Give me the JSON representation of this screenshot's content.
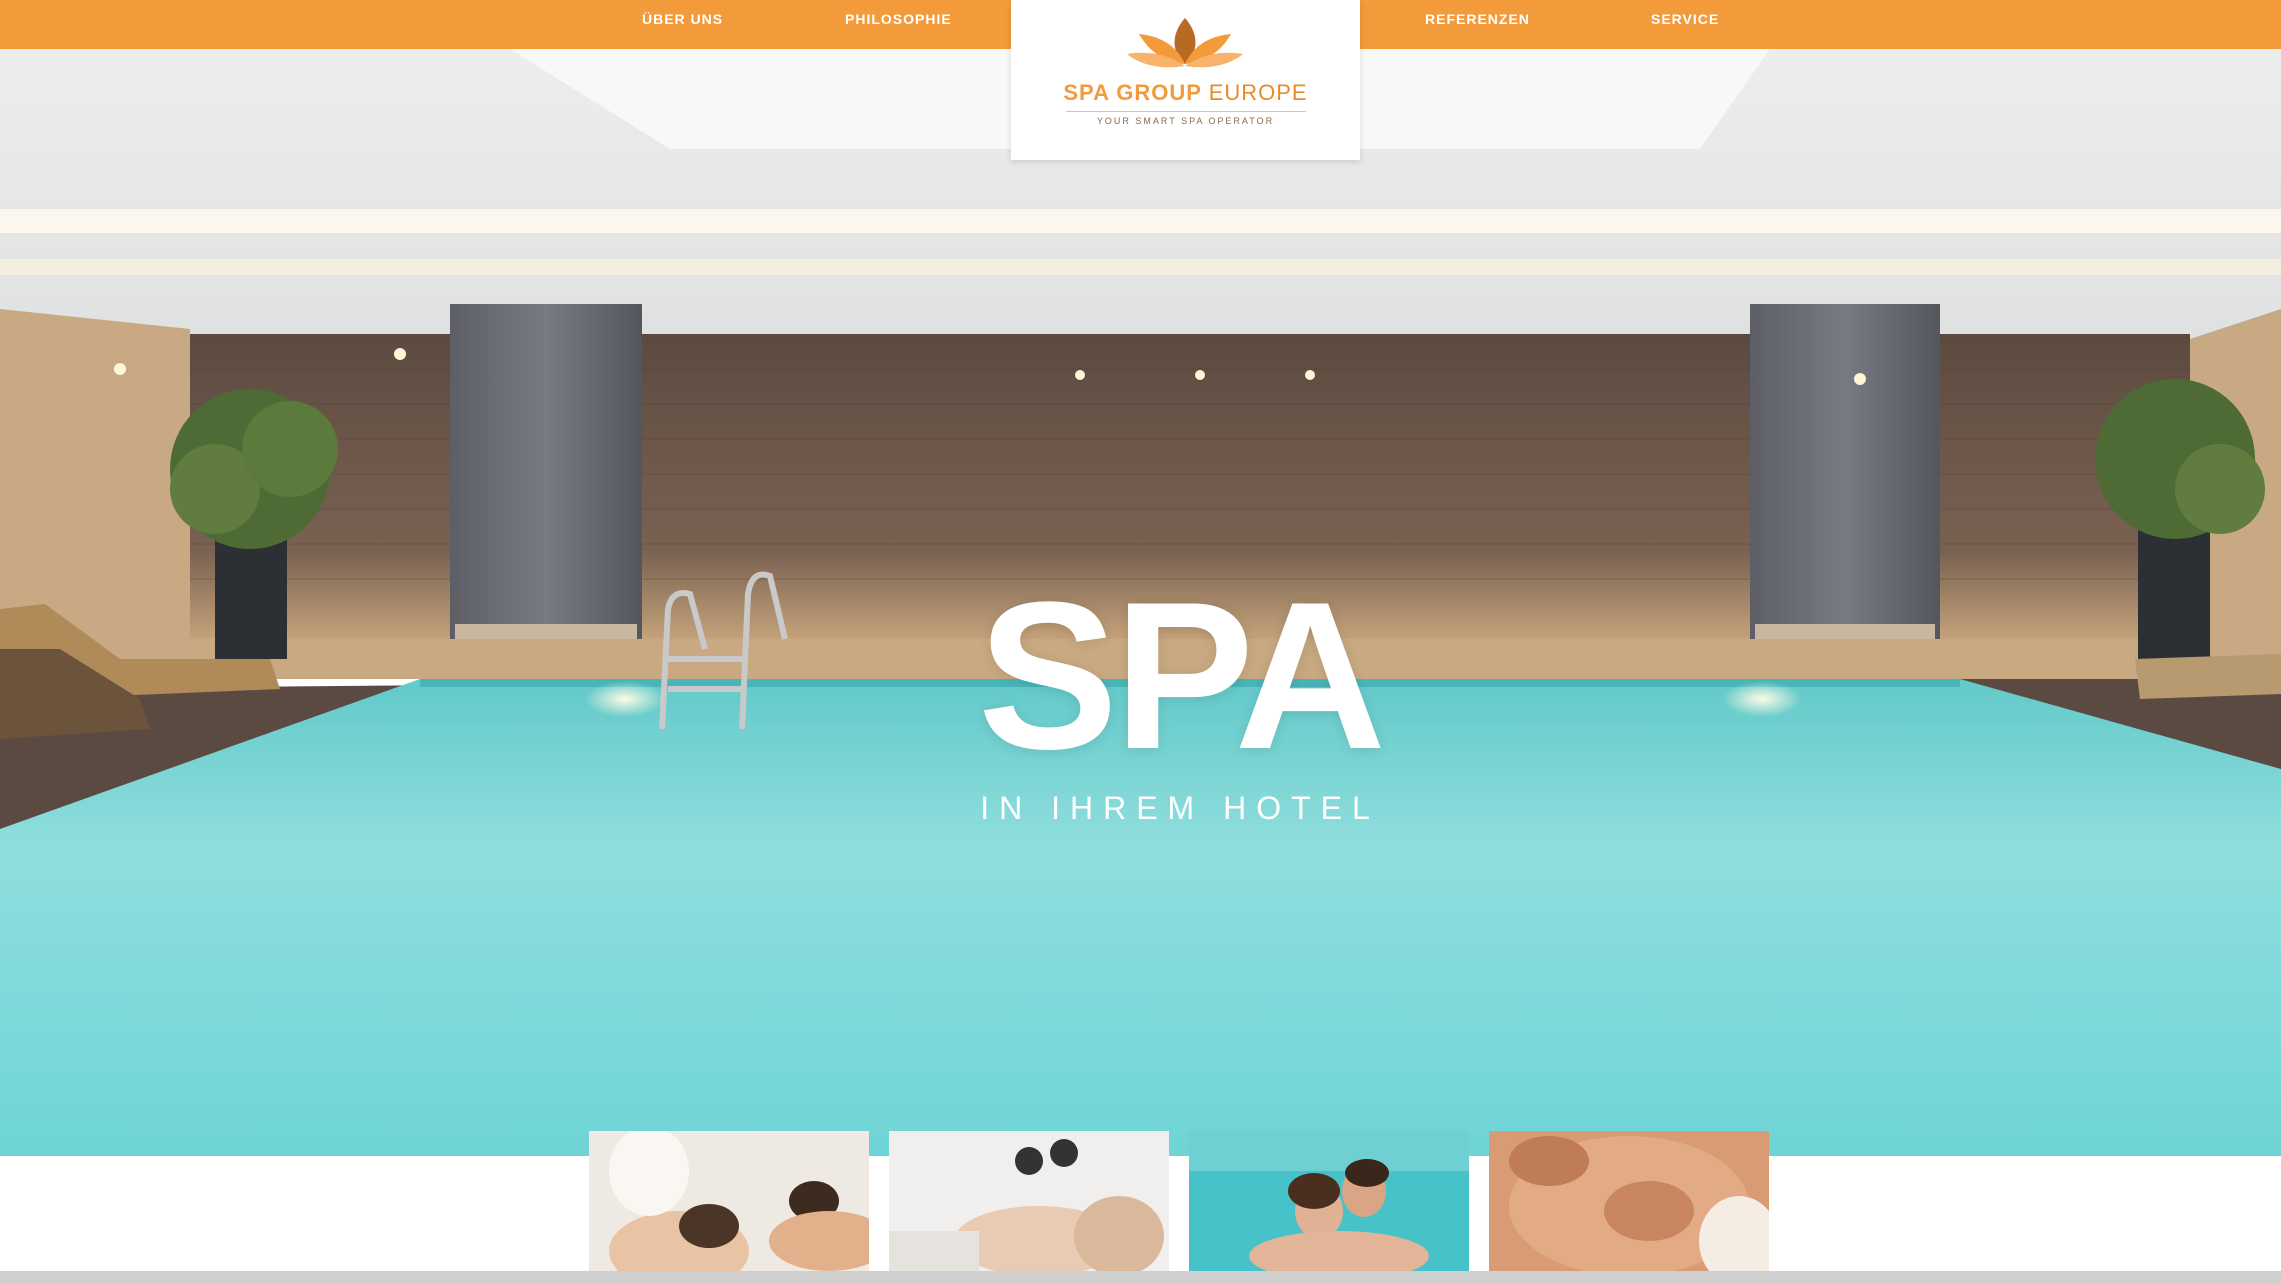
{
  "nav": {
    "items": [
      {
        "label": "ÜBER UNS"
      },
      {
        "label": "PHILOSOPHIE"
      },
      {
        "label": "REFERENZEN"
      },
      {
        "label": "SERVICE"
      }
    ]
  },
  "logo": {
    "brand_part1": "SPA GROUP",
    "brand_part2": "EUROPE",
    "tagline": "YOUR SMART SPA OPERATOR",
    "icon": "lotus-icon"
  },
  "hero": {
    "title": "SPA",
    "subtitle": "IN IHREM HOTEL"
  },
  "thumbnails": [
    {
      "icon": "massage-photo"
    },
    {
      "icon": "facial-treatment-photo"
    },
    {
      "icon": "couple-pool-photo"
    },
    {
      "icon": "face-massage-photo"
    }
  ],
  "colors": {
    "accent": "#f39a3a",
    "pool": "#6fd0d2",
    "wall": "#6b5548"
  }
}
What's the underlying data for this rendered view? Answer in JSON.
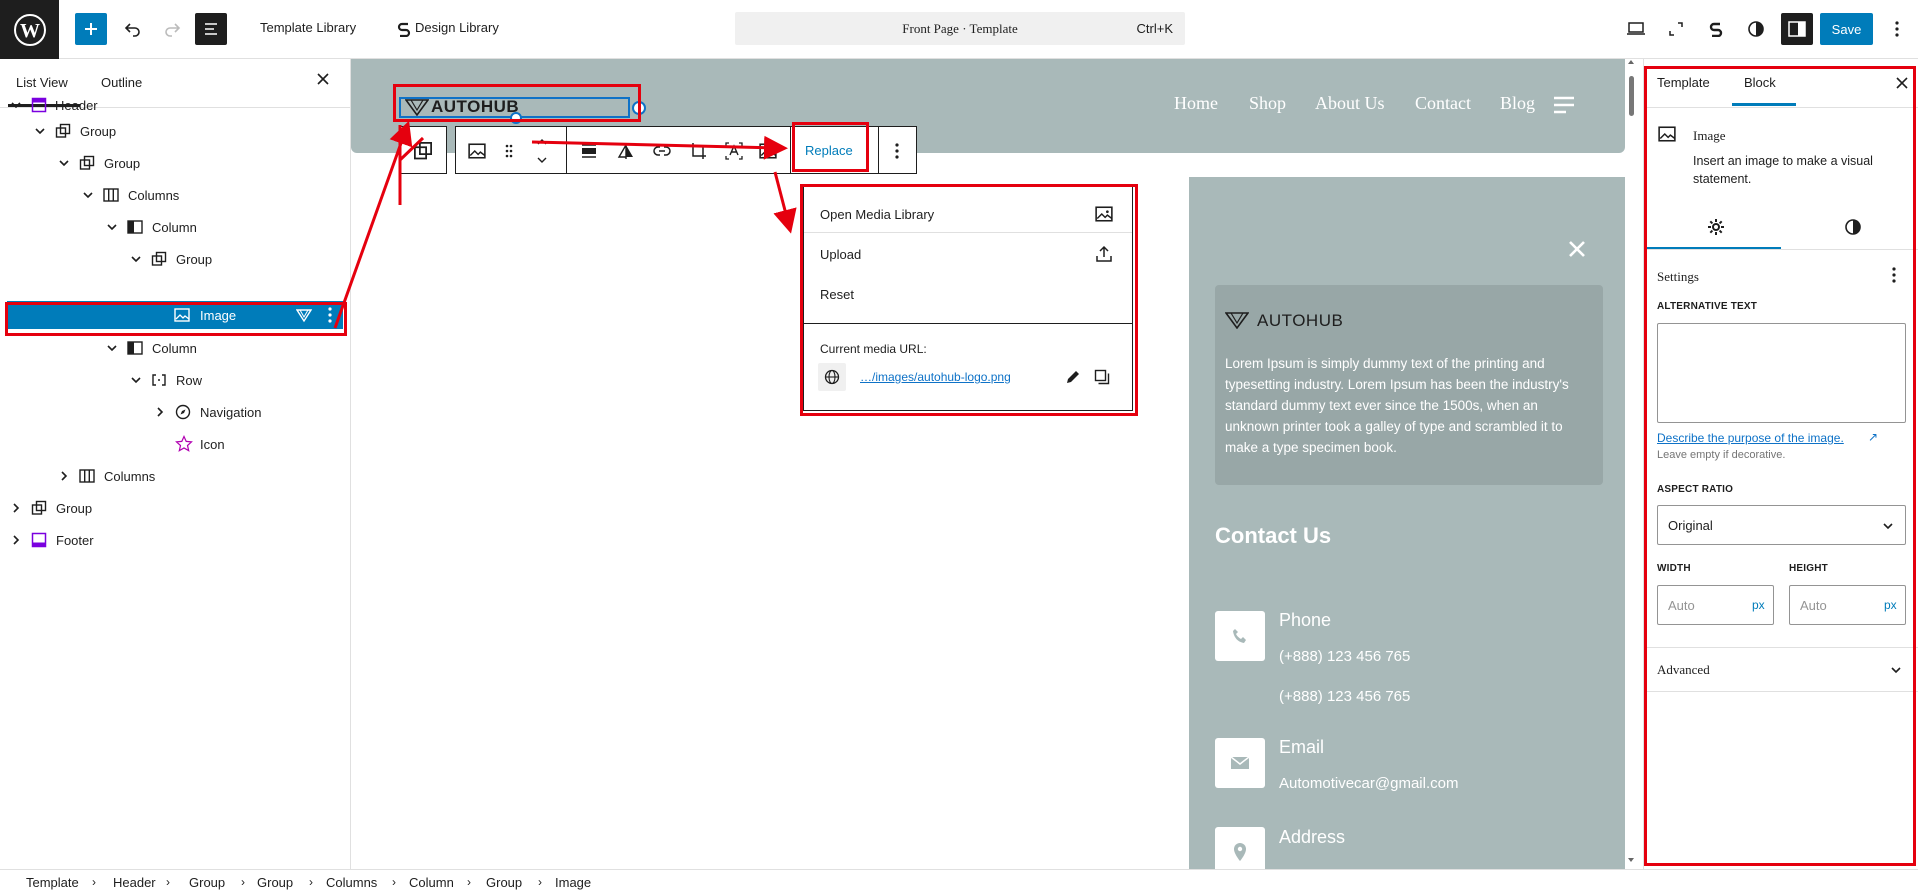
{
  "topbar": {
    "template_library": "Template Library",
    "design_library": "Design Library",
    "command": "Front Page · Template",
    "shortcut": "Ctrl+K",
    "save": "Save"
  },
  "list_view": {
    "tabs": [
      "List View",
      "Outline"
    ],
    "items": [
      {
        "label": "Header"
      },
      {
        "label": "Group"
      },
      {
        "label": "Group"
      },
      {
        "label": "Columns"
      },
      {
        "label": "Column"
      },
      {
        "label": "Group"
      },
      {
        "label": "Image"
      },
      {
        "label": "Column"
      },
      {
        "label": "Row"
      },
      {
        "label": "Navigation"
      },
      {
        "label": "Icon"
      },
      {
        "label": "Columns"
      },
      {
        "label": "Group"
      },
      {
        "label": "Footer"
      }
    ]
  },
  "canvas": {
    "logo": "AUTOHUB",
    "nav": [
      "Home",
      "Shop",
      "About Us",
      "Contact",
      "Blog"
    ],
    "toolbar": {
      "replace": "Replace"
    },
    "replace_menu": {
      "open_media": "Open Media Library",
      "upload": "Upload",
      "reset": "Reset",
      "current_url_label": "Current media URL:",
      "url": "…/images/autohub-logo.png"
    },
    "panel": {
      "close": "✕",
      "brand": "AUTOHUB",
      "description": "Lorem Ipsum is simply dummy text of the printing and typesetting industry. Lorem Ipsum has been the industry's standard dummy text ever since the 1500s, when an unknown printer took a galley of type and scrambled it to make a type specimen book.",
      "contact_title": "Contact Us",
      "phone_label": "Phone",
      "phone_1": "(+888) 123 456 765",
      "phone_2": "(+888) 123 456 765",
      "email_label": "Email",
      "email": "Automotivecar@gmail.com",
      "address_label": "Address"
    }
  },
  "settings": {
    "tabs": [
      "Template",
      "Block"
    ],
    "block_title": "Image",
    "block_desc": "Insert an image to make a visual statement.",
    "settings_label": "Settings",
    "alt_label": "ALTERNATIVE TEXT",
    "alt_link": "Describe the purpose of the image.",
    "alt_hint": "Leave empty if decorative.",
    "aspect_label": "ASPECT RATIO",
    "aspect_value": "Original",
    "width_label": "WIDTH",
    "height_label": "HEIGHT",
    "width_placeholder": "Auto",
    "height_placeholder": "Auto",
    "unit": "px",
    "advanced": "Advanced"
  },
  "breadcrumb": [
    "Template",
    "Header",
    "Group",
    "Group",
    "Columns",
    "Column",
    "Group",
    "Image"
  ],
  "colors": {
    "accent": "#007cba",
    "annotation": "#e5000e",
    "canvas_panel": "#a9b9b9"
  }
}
——
Written exercise. Track down every line with the word "photo" and copy it.

Reply.
      "icon": "massage-photo"
      "icon": "facial-treatment-photo"
      "icon": "couple-pool-photo"
      "icon": "face-massage-photo"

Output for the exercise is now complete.